> Stated exercise: Copy the lines below exactly as they are, and leave the pictures out of your answer.

> Dataset records:
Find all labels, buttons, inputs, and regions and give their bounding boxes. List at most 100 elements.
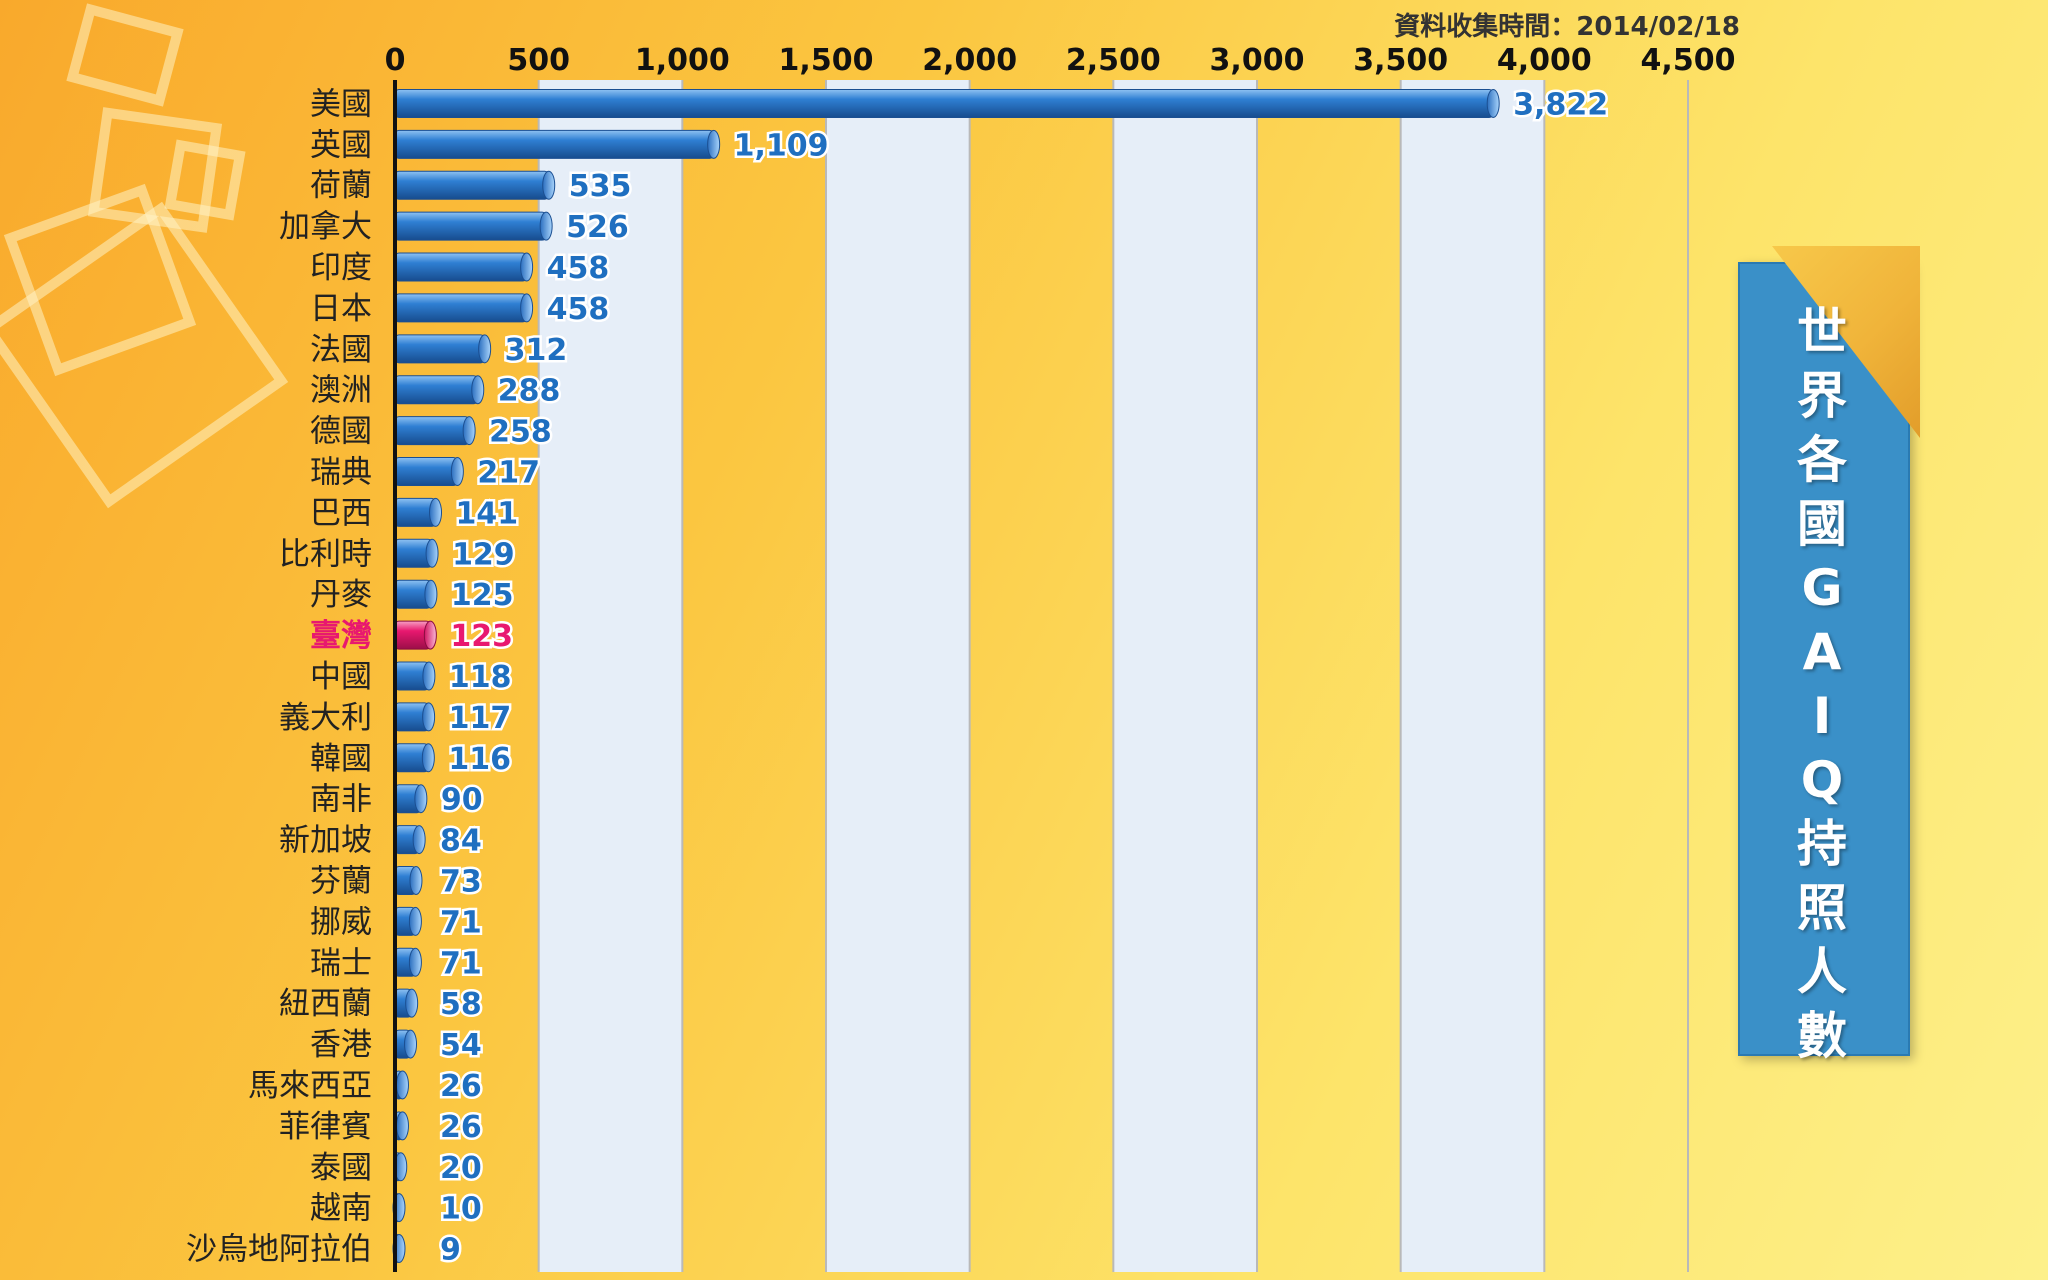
bar-end-cap <box>707 129 721 159</box>
category-label: 法國 <box>310 332 372 368</box>
category-label: 日本 <box>310 291 372 327</box>
category-label: 丹麥 <box>310 577 372 613</box>
value-label: 526 <box>566 210 629 245</box>
grid-band <box>538 80 683 1272</box>
side-title-char: 照 <box>1797 879 1847 937</box>
category-label: 瑞典 <box>310 455 372 491</box>
side-title-char: 國 <box>1797 495 1847 553</box>
bar-end-cap <box>421 743 435 773</box>
value-label: 141 <box>456 496 519 531</box>
side-title-panel <box>1738 262 1910 1056</box>
category-label: 荷蘭 <box>310 168 372 204</box>
side-title-char: 持 <box>1797 815 1847 873</box>
value-label: 535 <box>569 169 632 204</box>
grid-band <box>1400 80 1545 1272</box>
grid-band <box>826 80 970 1272</box>
value-label: 10 <box>440 1192 482 1227</box>
grid-bands <box>537 80 1689 1272</box>
value-label: 71 <box>440 905 482 940</box>
category-label: 印度 <box>310 250 372 286</box>
category-label: 沙烏地阿拉伯 <box>186 1232 372 1268</box>
bar <box>394 129 715 159</box>
x-tick-label: 500 <box>507 43 570 78</box>
value-label: 288 <box>498 374 561 409</box>
bar-end-cap <box>423 620 437 650</box>
bar-end-cap <box>520 252 534 282</box>
bar-end-cap <box>478 334 492 364</box>
category-label: 泰國 <box>310 1150 372 1186</box>
bar <box>394 252 528 282</box>
value-label: 71 <box>440 946 482 981</box>
side-title-char: 界 <box>1797 367 1847 425</box>
bar <box>394 293 528 323</box>
side-title-char: G <box>1801 559 1843 617</box>
category-label: 美國 <box>310 86 372 122</box>
bar <box>394 211 547 241</box>
value-label: 20 <box>440 1151 482 1186</box>
bar-end-cap <box>395 1111 409 1141</box>
value-label: 258 <box>489 415 552 450</box>
category-label: 紐西蘭 <box>279 986 372 1022</box>
value-label: 84 <box>440 824 482 859</box>
bar-end-cap <box>408 947 422 977</box>
category-label: 新加坡 <box>279 823 372 859</box>
bar-end-cap <box>429 497 443 527</box>
bar-end-cap <box>450 457 464 487</box>
bar-series <box>392 88 1500 1264</box>
value-label: 1,109 <box>734 128 829 163</box>
value-label: 9 <box>440 1233 461 1268</box>
bar <box>394 416 470 446</box>
category-label: 越南 <box>310 1191 372 1227</box>
bar-end-cap <box>471 375 485 405</box>
x-axis-tick-labels: 0 500 1,000 1,500 2,000 2,500 3,000 3,500 4,000 4… <box>385 43 1736 78</box>
value-label: 58 <box>440 987 482 1022</box>
value-label: 116 <box>448 742 511 777</box>
bar-end-cap <box>408 906 422 936</box>
bar-end-cap <box>405 988 419 1018</box>
value-label: 54 <box>440 1028 482 1063</box>
bar-end-cap <box>395 1070 409 1100</box>
data-collection-date: 資料收集時間：2014/02/18 <box>1394 12 1740 42</box>
x-tick-label: 3,000 <box>1210 43 1305 78</box>
value-label: 217 <box>477 456 540 491</box>
value-label: 3,822 <box>1513 87 1608 122</box>
value-label: 123 <box>450 619 513 654</box>
bar-end-cap <box>404 1029 418 1059</box>
value-label: 90 <box>441 783 483 818</box>
bar-end-cap <box>539 211 553 241</box>
side-title-char: 人 <box>1797 943 1847 1001</box>
bar <box>394 170 550 200</box>
value-label: 312 <box>505 333 568 368</box>
value-label: 125 <box>451 578 514 613</box>
bar-end-cap <box>425 538 439 568</box>
x-tick-label: 2,500 <box>1066 43 1161 78</box>
bar-end-cap <box>409 865 423 895</box>
category-label: 中國 <box>310 659 372 695</box>
category-label: 臺灣 <box>310 618 372 654</box>
category-label: 南非 <box>310 782 372 818</box>
value-label: 26 <box>440 1110 482 1145</box>
value-label: 26 <box>440 1069 482 1104</box>
category-label: 馬來西亞 <box>248 1068 372 1104</box>
x-tick-label: 1,000 <box>635 43 730 78</box>
value-label: 117 <box>449 701 512 736</box>
bar-end-cap <box>520 293 534 323</box>
category-label: 比利時 <box>279 536 372 572</box>
category-label: 加拿大 <box>279 209 372 245</box>
x-tick-label: 4,000 <box>1497 43 1592 78</box>
value-label: 458 <box>547 251 610 286</box>
category-label: 菲律賓 <box>279 1109 372 1145</box>
x-tick-label: 1,500 <box>779 43 874 78</box>
side-title-char: 世 <box>1797 303 1847 361</box>
bar-end-cap <box>422 661 436 691</box>
value-label: 118 <box>449 660 512 695</box>
value-labels: 3,822 1,109 535 526 458 458 312 288 258 217 141 129… <box>438 85 1611 1270</box>
side-title-char: 數 <box>1797 1007 1847 1065</box>
category-label: 澳洲 <box>310 373 372 409</box>
bar <box>394 375 479 405</box>
bar-end-cap <box>1486 88 1500 118</box>
bar-end-cap <box>542 170 556 200</box>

> Solution below:
Find all labels, buttons, inputs, and regions and give their bounding boxes. List at most 100 elements.
bar-end-cap <box>707 129 721 159</box>
category-label: 法國 <box>310 332 372 368</box>
category-label: 日本 <box>310 291 372 327</box>
category-label: 丹麥 <box>310 577 372 613</box>
value-label: 526 <box>566 210 629 245</box>
grid-band <box>538 80 683 1272</box>
side-title-char: 照 <box>1797 879 1847 937</box>
category-label: 瑞典 <box>310 455 372 491</box>
side-title-char: 國 <box>1797 495 1847 553</box>
bar-end-cap <box>421 743 435 773</box>
value-label: 141 <box>456 496 519 531</box>
side-title-panel <box>1738 262 1910 1056</box>
category-label: 荷蘭 <box>310 168 372 204</box>
side-title-char: 持 <box>1797 815 1847 873</box>
value-label: 535 <box>569 169 632 204</box>
grid-band <box>1400 80 1545 1272</box>
grid-band <box>826 80 970 1272</box>
value-label: 10 <box>440 1192 482 1227</box>
grid-bands <box>537 80 1689 1272</box>
value-label: 71 <box>440 905 482 940</box>
category-label: 印度 <box>310 250 372 286</box>
category-label: 沙烏地阿拉伯 <box>186 1232 372 1268</box>
bar <box>394 129 715 159</box>
x-tick-label: 500 <box>507 43 570 78</box>
value-label: 288 <box>498 374 561 409</box>
bar-end-cap <box>423 620 437 650</box>
bar-end-cap <box>520 252 534 282</box>
bar-end-cap <box>478 334 492 364</box>
category-label: 泰國 <box>310 1150 372 1186</box>
bar <box>394 252 528 282</box>
value-label: 71 <box>440 946 482 981</box>
side-title-char: 界 <box>1797 367 1847 425</box>
bar <box>394 293 528 323</box>
side-title-char: G <box>1801 559 1843 617</box>
category-label: 美國 <box>310 86 372 122</box>
bar <box>394 211 547 241</box>
value-label: 20 <box>440 1151 482 1186</box>
bar-end-cap <box>395 1111 409 1141</box>
value-label: 258 <box>489 415 552 450</box>
category-label: 紐西蘭 <box>279 986 372 1022</box>
value-label: 84 <box>440 824 482 859</box>
bar-end-cap <box>408 947 422 977</box>
category-label: 新加坡 <box>279 823 372 859</box>
bar-end-cap <box>429 497 443 527</box>
bar-end-cap <box>450 457 464 487</box>
bar-series <box>392 88 1500 1264</box>
value-label: 1,109 <box>734 128 829 163</box>
value-label: 9 <box>440 1233 461 1268</box>
bar <box>394 416 470 446</box>
category-label: 越南 <box>310 1191 372 1227</box>
bar-end-cap <box>471 375 485 405</box>
x-axis-tick-labels: 0 500 1,000 1,500 2,000 2,500 3,000 3,500 4,000 4… <box>385 43 1736 78</box>
value-label: 58 <box>440 987 482 1022</box>
value-label: 116 <box>448 742 511 777</box>
bar-end-cap <box>408 906 422 936</box>
bar-end-cap <box>405 988 419 1018</box>
value-label: 54 <box>440 1028 482 1063</box>
bar-end-cap <box>395 1070 409 1100</box>
data-collection-date: 資料收集時間：2014/02/18 <box>1394 12 1740 42</box>
x-tick-label: 3,000 <box>1210 43 1305 78</box>
value-label: 217 <box>477 456 540 491</box>
value-label: 3,822 <box>1513 87 1608 122</box>
value-label: 123 <box>450 619 513 654</box>
bar-end-cap <box>404 1029 418 1059</box>
value-label: 90 <box>441 783 483 818</box>
bar-end-cap <box>539 211 553 241</box>
side-title-char: 人 <box>1797 943 1847 1001</box>
bar <box>394 170 550 200</box>
value-label: 312 <box>505 333 568 368</box>
value-label: 125 <box>451 578 514 613</box>
bar-end-cap <box>425 538 439 568</box>
x-tick-label: 2,500 <box>1066 43 1161 78</box>
bar-end-cap <box>409 865 423 895</box>
category-label: 中國 <box>310 659 372 695</box>
category-label: 臺灣 <box>310 618 372 654</box>
category-label: 南非 <box>310 782 372 818</box>
value-label: 26 <box>440 1110 482 1145</box>
value-label: 26 <box>440 1069 482 1104</box>
category-label: 馬來西亞 <box>248 1068 372 1104</box>
x-tick-label: 1,000 <box>635 43 730 78</box>
value-label: 117 <box>449 701 512 736</box>
bar-end-cap <box>520 293 534 323</box>
category-label: 比利時 <box>279 536 372 572</box>
category-label: 加拿大 <box>279 209 372 245</box>
x-tick-label: 4,000 <box>1497 43 1592 78</box>
value-label: 458 <box>547 251 610 286</box>
category-label: 菲律賓 <box>279 1109 372 1145</box>
x-tick-label: 1,500 <box>779 43 874 78</box>
side-title-char: 世 <box>1797 303 1847 361</box>
bar-end-cap <box>422 661 436 691</box>
value-label: 118 <box>449 660 512 695</box>
value-labels: 3,822 1,109 535 526 458 458 312 288 258 217 141 129… <box>438 85 1611 1270</box>
side-title-char: 數 <box>1797 1007 1847 1065</box>
category-label: 澳洲 <box>310 373 372 409</box>
bar <box>394 375 479 405</box>
bar-end-cap <box>1486 88 1500 118</box>
bar-end-cap <box>542 170 556 200</box>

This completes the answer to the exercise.